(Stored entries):
☆ ☆ ☆ ☆ ☆ ☆ ☆
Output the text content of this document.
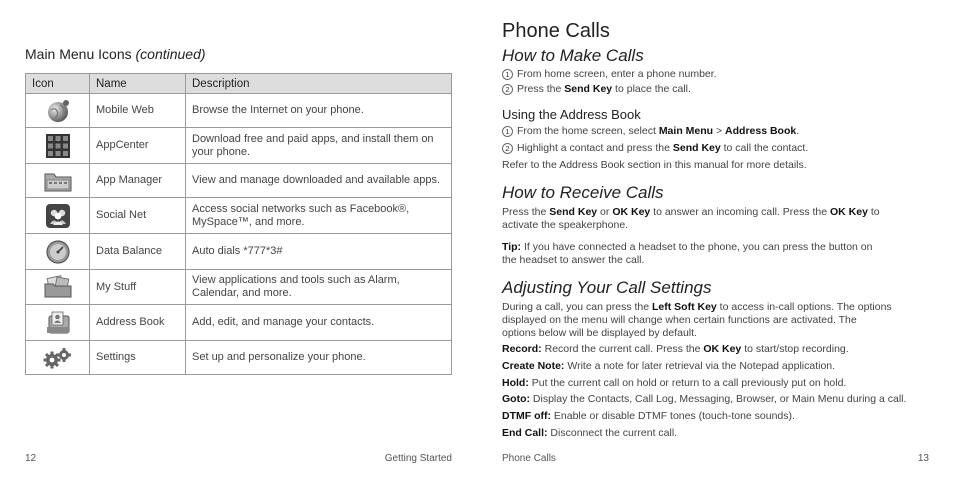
Main Menu Icons (continued)
Icon	Name	Description
	Mobile Web	Browse the Internet on your phone.
	AppCenter	Download free and paid apps, and install them on your phone.
	App Manager	View and manage downloaded and available apps.
	Social Net	Access social networks such as Facebook®, MySpace™, and more.
	Data Balance	Auto dials *777*3#
	My Stuff	View applications and tools such as Alarm, Calendar, and more.
	Address Book	Add, edit, and manage your contacts.
	Settings	Set up and personalize your phone.
12	Getting Started
Phone Calls
How to Make Calls
1 From home screen, enter a phone number.
2 Press the Send Key to place the call.
Using the Address Book
1 From the home screen, select Main Menu > Address Book.
2 Highlight a contact and press the Send Key to call the contact.
Refer to the Address Book section in this manual for more details.
How to Receive Calls
Press the Send Key or OK Key to answer an incoming call. Press the OK Key to
activate the speakerphone.
Tip: If you have connected a headset to the phone, you can press the button on
the headset to answer the call.
Adjusting Your Call Settings
During a call, you can press the Left Soft Key to access in-call options. The options
displayed on the menu will change when certain functions are activated. The
options below will be displayed by default.
Record: Record the current call. Press the OK Key to start/stop recording.
Create Note: Write a note for later retrieval via the Notepad application.
Hold: Put the current call on hold or return to a call previously put on hold.
Goto: Display the Contacts, Call Log, Messaging, Browser, or Main Menu during a call.
DTMF off: Enable or disable DTMF tones (touch-tone sounds).
End Call: Disconnect the current call.
Phone Calls	13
☆ ☆ ☆ ☆ ☆ ☆ ☆
Pick out the lines containing the string "Main" and show them.

Main Menu Icons (continued)
1 From the home screen, select Main Menu > Address Book.
Goto: Display the Contacts, Call Log, Messaging, Browser, or Main Menu during a call.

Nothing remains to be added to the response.